*DIRECTION*
Write the entries out again exactly as they stand, but without the pictures.

*DATA SUPPLIED*
══════════════════════════════
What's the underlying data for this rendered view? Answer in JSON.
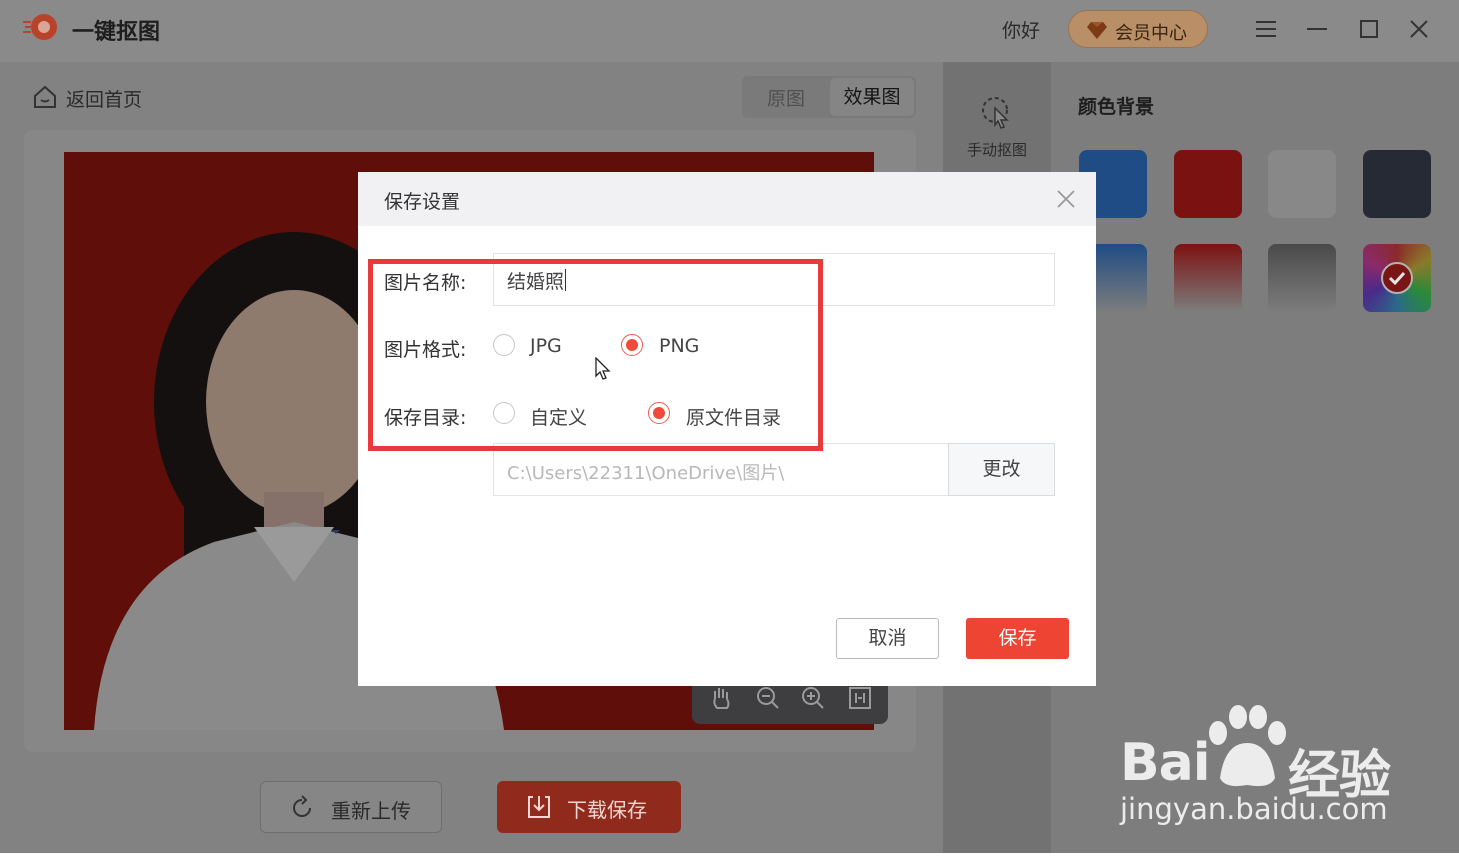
{
  "app": {
    "name": "一键抠图",
    "greeting": "你好",
    "member_center": "会员中心"
  },
  "toolbar": {
    "back_home": "返回首页",
    "view_original": "原图",
    "view_effect": "效果图"
  },
  "tools": {
    "manual_cutout": "手动抠图"
  },
  "actions": {
    "reupload": "重新上传",
    "download_save": "下载保存"
  },
  "color_panel": {
    "title": "颜色背景",
    "swatches": [
      {
        "name": "solid-blue",
        "color": "#1e4a82"
      },
      {
        "name": "solid-red",
        "color": "#7a1212"
      },
      {
        "name": "solid-white",
        "color": "#888888"
      },
      {
        "name": "solid-dark-gray",
        "color": "#262a34"
      },
      {
        "name": "gradient-blue",
        "color": "#1e4a82"
      },
      {
        "name": "gradient-red",
        "color": "#7a1212"
      },
      {
        "name": "gradient-gray",
        "color": "#555555"
      },
      {
        "name": "rainbow-custom",
        "color": "#888888",
        "selected": true
      }
    ]
  },
  "dialog": {
    "title": "保存设置",
    "name_label": "图片名称:",
    "name_value": "结婚照",
    "format_label": "图片格式:",
    "format_options": [
      "JPG",
      "PNG"
    ],
    "format_selected": "PNG",
    "dir_label": "保存目录:",
    "dir_options": [
      "自定义",
      "原文件目录"
    ],
    "dir_selected": "原文件目录",
    "path_placeholder": "C:\\Users\\22311\\OneDrive\\图片\\",
    "change_button": "更改",
    "cancel_button": "取消",
    "save_button": "保存"
  },
  "watermark": {
    "brand_left": "Bai",
    "brand_right": "经验",
    "url": "jingyan.baidu.com"
  }
}
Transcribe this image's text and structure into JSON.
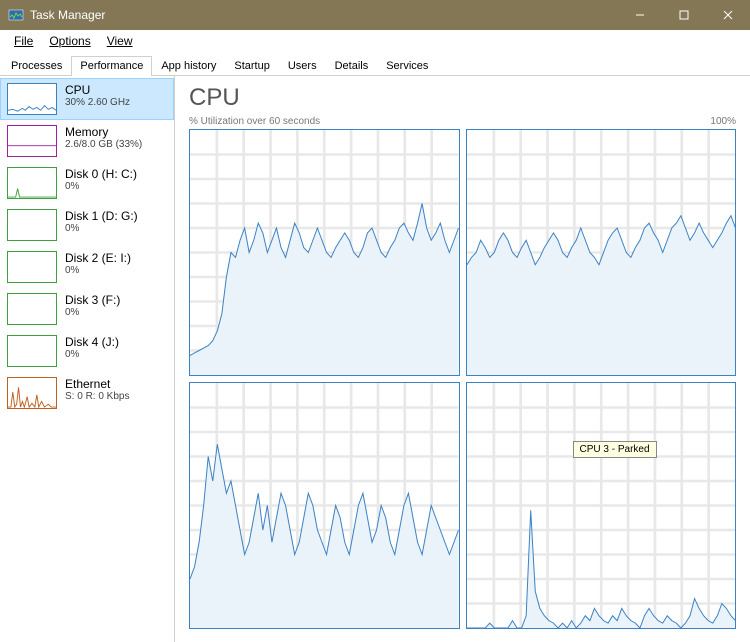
══════════════════════════════
*RESPONSE TO THIS EXERCISE*
What's the underlying data for this rendered view? Answer in JSON.
{
  "app": {
    "name": "一键抠图",
    "greeting": "你好",
    "member_center": "会员中心"
  },
  "toolbar": {
    "back_home": "返回首页",
    "view_original": "原图",
    "view_effect": "效果图"
  },
  "tools": {
    "manual_cutout": "手动抠图"
  },
  "actions": {
    "reupload": "重新上传",
    "download_save": "下载保存"
  },
  "color_panel": {
    "title": "颜色背景",
    "swatches": [
      {
        "name": "solid-blue",
        "color": "#1e4a82"
      },
      {
        "name": "solid-red",
        "color": "#7a1212"
      },
      {
        "name": "solid-white",
        "color": "#888888"
      },
      {
        "name": "solid-dark-gray",
        "color": "#262a34"
      },
      {
        "name": "gradient-blue",
        "color": "#1e4a82"
      },
      {
        "name": "gradient-red",
        "color": "#7a1212"
      },
      {
        "name": "gradient-gray",
        "color": "#555555"
      },
      {
        "name": "rainbow-custom",
        "color": "#888888",
        "selected": true
      }
    ]
  },
  "dialog": {
    "title": "保存设置",
    "name_label": "图片名称:",
    "name_value": "结婚照",
    "format_label": "图片格式:",
    "format_options": [
      "JPG",
      "PNG"
    ],
    "format_selected": "PNG",
    "dir_label": "保存目录:",
    "dir_options": [
      "自定义",
      "原文件目录"
    ],
    "dir_selected": "原文件目录",
    "path_placeholder": "C:\\Users\\22311\\OneDrive\\图片\\",
    "change_button": "更改",
    "cancel_button": "取消",
    "save_button": "保存"
  },
  "watermark": {
    "brand_left": "Bai",
    "brand_right": "经验",
    "url": "jingyan.baidu.com"
  }
}
Transcribe this image's text and structure into JSON.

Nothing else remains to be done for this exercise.